Data excerpts:
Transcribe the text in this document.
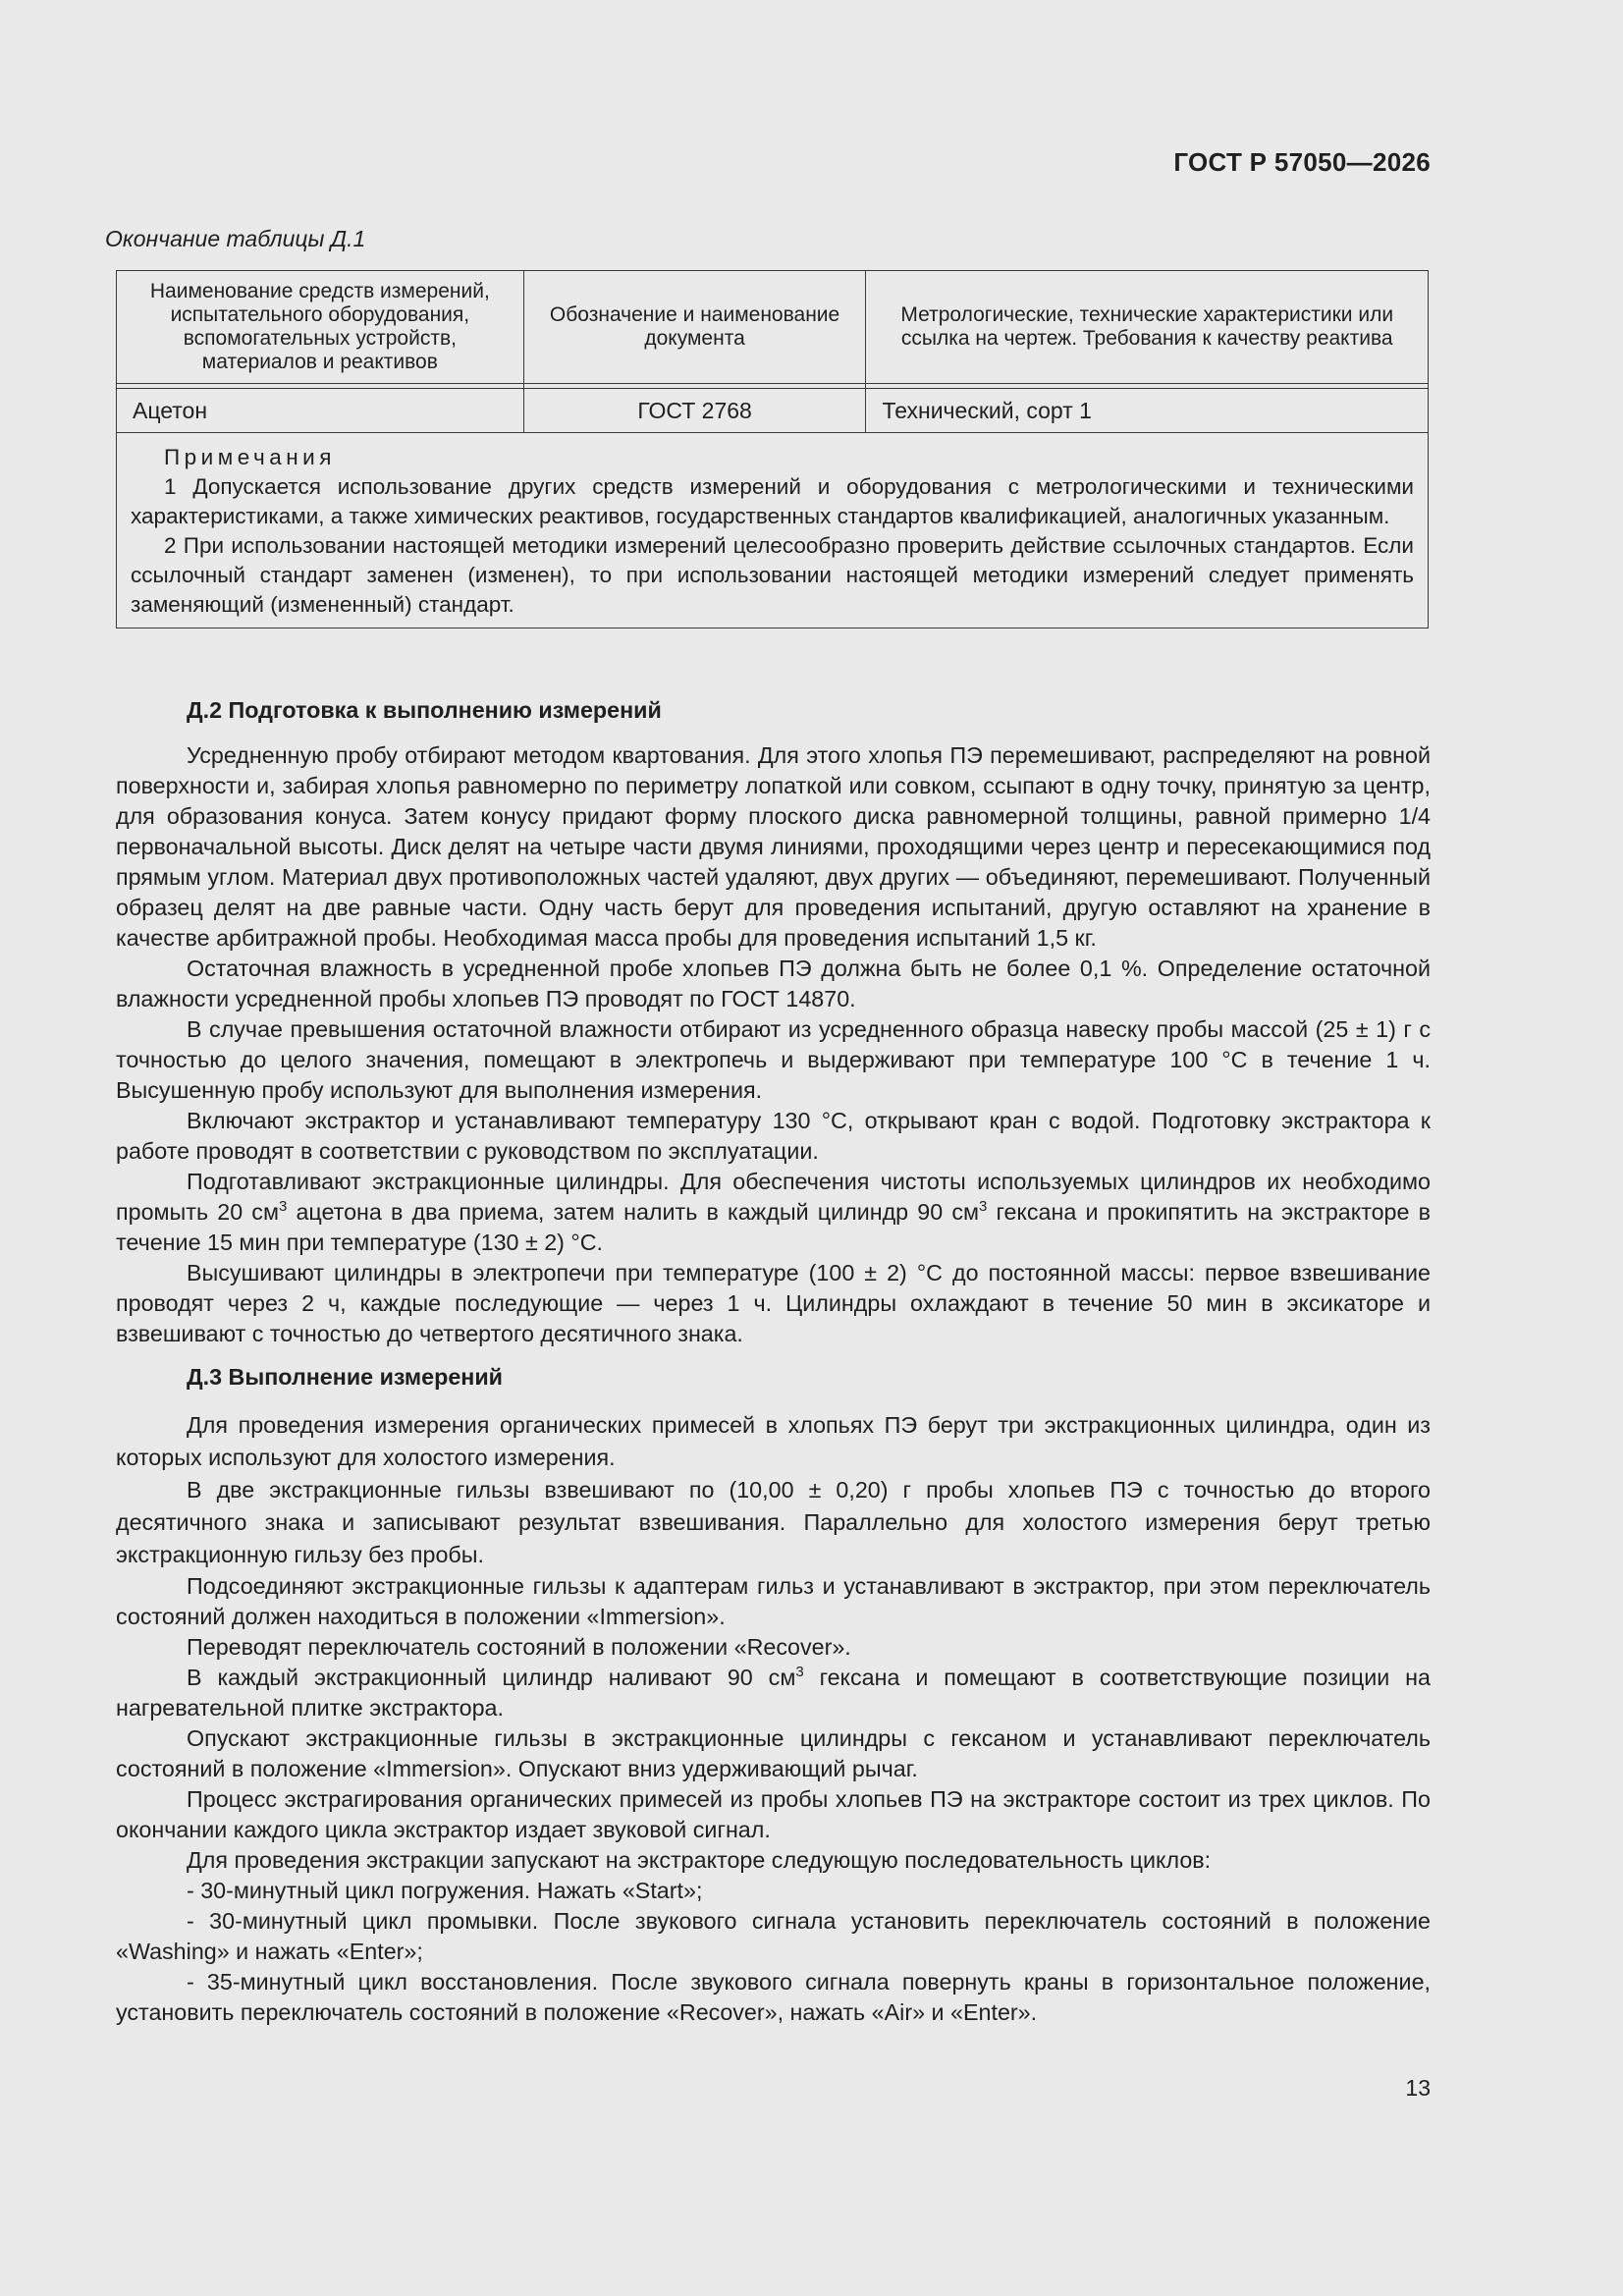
ГОСТ Р 57050—2026
Окончание таблицы Д.1
Наименование средств измерений, испытательного оборудования, вспомогательных устройств, материалов и реактивов	Обозначение и наименование документа	Метрологические, технические характеристики или ссылка на чертеж. Требования к качеству реактива

Ацетон	ГОСТ 2768	Технический, сорт 1

Примечания

1 Допускается использование других средств измерений и оборудования с метрологическими и техническими характеристиками, а также химических реактивов, государственных стандартов квалификацией, аналогичных указанным.

2 При использовании настоящей методики измерений целесообразно проверить действие ссылочных стандартов. Если ссылочный стандарт заменен (изменен), то при использовании настоящей методики измерений следует применять заменяющий (измененный) стандарт.		

Д.2 Подготовка к выполнению измерений

Усредненную пробу отбирают методом квартования. Для этого хлопья ПЭ перемешивают, распределяют на ровной поверхности и, забирая хлопья равномерно по периметру лопаткой или совком, ссыпают в одну точку, принятую за центр, для образования конуса. Затем конусу придают форму плоского диска равномерной толщины, равной примерно 1/4 первоначальной высоты. Диск делят на четыре части двумя линиями, проходящими через центр и пересекающимися под прямым углом. Материал двух противоположных частей удаляют, двух других — объединяют, перемешивают. Полученный образец делят на две равные части. Одну часть берут для проведения испытаний, другую оставляют на хранение в качестве арбитражной пробы. Необходимая масса пробы для проведения испытаний 1,5 кг.

Остаточная влажность в усредненной пробе хлопьев ПЭ должна быть не более 0,1 %. Определение остаточной влажности усредненной пробы хлопьев ПЭ проводят по ГОСТ 14870.

В случае превышения остаточной влажности отбирают из усредненного образца навеску пробы массой (25 ± 1) г с точностью до целого значения, помещают в электропечь и выдерживают при температуре 100 °С в течение 1 ч. Высушенную пробу используют для выполнения измерения.

Включают экстрактор и устанавливают температуру 130 °С, открывают кран с водой. Подготовку экстрактора к работе проводят в соответствии с руководством по эксплуатации.

Подготавливают экстракционные цилиндры. Для обеспечения чистоты используемых цилиндров их необходимо промыть 20 $см^3$ ацетона в два приема, затем налить в каждый цилиндр 90 $см^3$ гексана и прокипятить на экстракторе в течение 15 мин при температуре (130 ± 2) °С.

Высушивают цилиндры в электропечи при температуре (100 ± 2) °С до постоянной массы: первое взвешивание проводят через 2 ч, каждые последующие — через 1 ч. Цилиндры охлаждают в течение 50 мин в эксикаторе и взвешивают с точностью до четвертого десятичного знака.

Д.3 Выполнение измерений

Для проведения измерения органических примесей в хлопьях ПЭ берут три экстракционных цилиндра, один из которых используют для холостого измерения.

В две экстракционные гильзы взвешивают по (10,00 ± 0,20) г пробы хлопьев ПЭ с точностью до второго десятичного знака и записывают результат взвешивания. Параллельно для холостого измерения берут третью экстракционную гильзу без пробы.

Подсоединяют экстракционные гильзы к адаптерам гильз и устанавливают в экстрактор, при этом переключатель состояний должен находиться в положении «Immersion».

Переводят переключатель состояний в положении «Recover».

В каждый экстракционный цилиндр наливают 90 $см^3$ гексана и помещают в соответствующие позиции на нагревательной плитке экстрактора.

Опускают экстракционные гильзы в экстракционные цилиндры с гексаном и устанавливают переключатель состояний в положение «Immersion». Опускают вниз удерживающий рычаг.

Процесс экстрагирования органических примесей из пробы хлопьев ПЭ на экстракторе состоит из трех циклов. По окончании каждого цикла экстрактор издает звуковой сигнал.

Для проведения экстракции запускают на экстракторе следующую последовательность циклов:

- 30-минутный цикл погружения. Нажать «Start»;

- 30-минутный цикл промывки. После звукового сигнала установить переключатель состояний в положение «Washing» и нажать «Enter»;

- 35-минутный цикл восстановления. После звукового сигнала повернуть краны в горизонтальное положение, установить переключатель состояний в положение «Recover», нажать «Air» и «Enter».

13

### TASK DESCRIPTION
An exact transcription of all the entries is required, without the pictures.

### EXERCISE OUTPUT
Transcribe the text in this document.
ГОСТ Р 57050—2026
Окончание таблицы Д.1
Наименование средств измерений, испытательного оборудования, вспомогательных устройств, материалов и реактивов	Обозначение и наименование документа	Метрологические, технические характеристики или ссылка на чертеж. Требования к качеству реактива

Ацетон	ГОСТ 2768	Технический, сорт 1

Примечания

1 Допускается использование других средств измерений и оборудования с метрологическими и техническими характеристиками, а также химических реактивов, государственных стандартов квалификацией, аналогичных указанным.

2 При использовании настоящей методики измерений целесообразно проверить действие ссылочных стандартов. Если ссылочный стандарт заменен (изменен), то при использовании настоящей методики измерений следует применять заменяющий (измененный) стандарт.		

Д.2 Подготовка к выполнению измерений

Усредненную пробу отбирают методом квартования. Для этого хлопья ПЭ перемешивают, распределяют на ровной поверхности и, забирая хлопья равномерно по периметру лопаткой или совком, ссыпают в одну точку, принятую за центр, для образования конуса. Затем конусу придают форму плоского диска равномерной толщины, равной примерно 1/4 первоначальной высоты. Диск делят на четыре части двумя линиями, проходящими через центр и пересекающимися под прямым углом. Материал двух противоположных частей удаляют, двух других — объединяют, перемешивают. Полученный образец делят на две равные части. Одну часть берут для проведения испытаний, другую оставляют на хранение в качестве арбитражной пробы. Необходимая масса пробы для проведения испытаний 1,5 кг.

Остаточная влажность в усредненной пробе хлопьев ПЭ должна быть не более 0,1 %. Определение остаточной влажности усредненной пробы хлопьев ПЭ проводят по ГОСТ 14870.

В случае превышения остаточной влажности отбирают из усредненного образца навеску пробы массой (25 ± 1) г с точностью до целого значения, помещают в электропечь и выдерживают при температуре 100 °С в течение 1 ч. Высушенную пробу используют для выполнения измерения.

Включают экстрактор и устанавливают температуру 130 °С, открывают кран с водой. Подготовку экстрактора к работе проводят в соответствии с руководством по эксплуатации.

Подготавливают экстракционные цилиндры. Для обеспечения чистоты используемых цилиндров их необходимо промыть 20 $см^3$ ацетона в два приема, затем налить в каждый цилиндр 90 $см^3$ гексана и прокипятить на экстракторе в течение 15 мин при температуре (130 ± 2) °С.

Высушивают цилиндры в электропечи при температуре (100 ± 2) °С до постоянной массы: первое взвешивание проводят через 2 ч, каждые последующие — через 1 ч. Цилиндры охлаждают в течение 50 мин в эксикаторе и взвешивают с точностью до четвертого десятичного знака.

Д.3 Выполнение измерений

Для проведения измерения органических примесей в хлопьях ПЭ берут три экстракционных цилиндра, один из которых используют для холостого измерения.

В две экстракционные гильзы взвешивают по (10,00 ± 0,20) г пробы хлопьев ПЭ с точностью до второго десятичного знака и записывают результат взвешивания. Параллельно для холостого измерения берут третью экстракционную гильзу без пробы.

Подсоединяют экстракционные гильзы к адаптерам гильз и устанавливают в экстрактор, при этом переключатель состояний должен находиться в положении «Immersion».

Переводят переключатель состояний в положении «Recover».

В каждый экстракционный цилиндр наливают 90 $см^3$ гексана и помещают в соответствующие позиции на нагревательной плитке экстрактора.

Опускают экстракционные гильзы в экстракционные цилиндры с гексаном и устанавливают переключатель состояний в положение «Immersion». Опускают вниз удерживающий рычаг.

Процесс экстрагирования органических примесей из пробы хлопьев ПЭ на экстракторе состоит из трех циклов. По окончании каждого цикла экстрактор издает звуковой сигнал.

Для проведения экстракции запускают на экстракторе следующую последовательность циклов:

- 30-минутный цикл погружения. Нажать «Start»;

- 30-минутный цикл промывки. После звукового сигнала установить переключатель состояний в положение «Washing» и нажать «Enter»;

- 35-минутный цикл восстановления. После звукового сигнала повернуть краны в горизонтальное положение, установить переключатель состояний в положение «Recover», нажать «Air» и «Enter».

13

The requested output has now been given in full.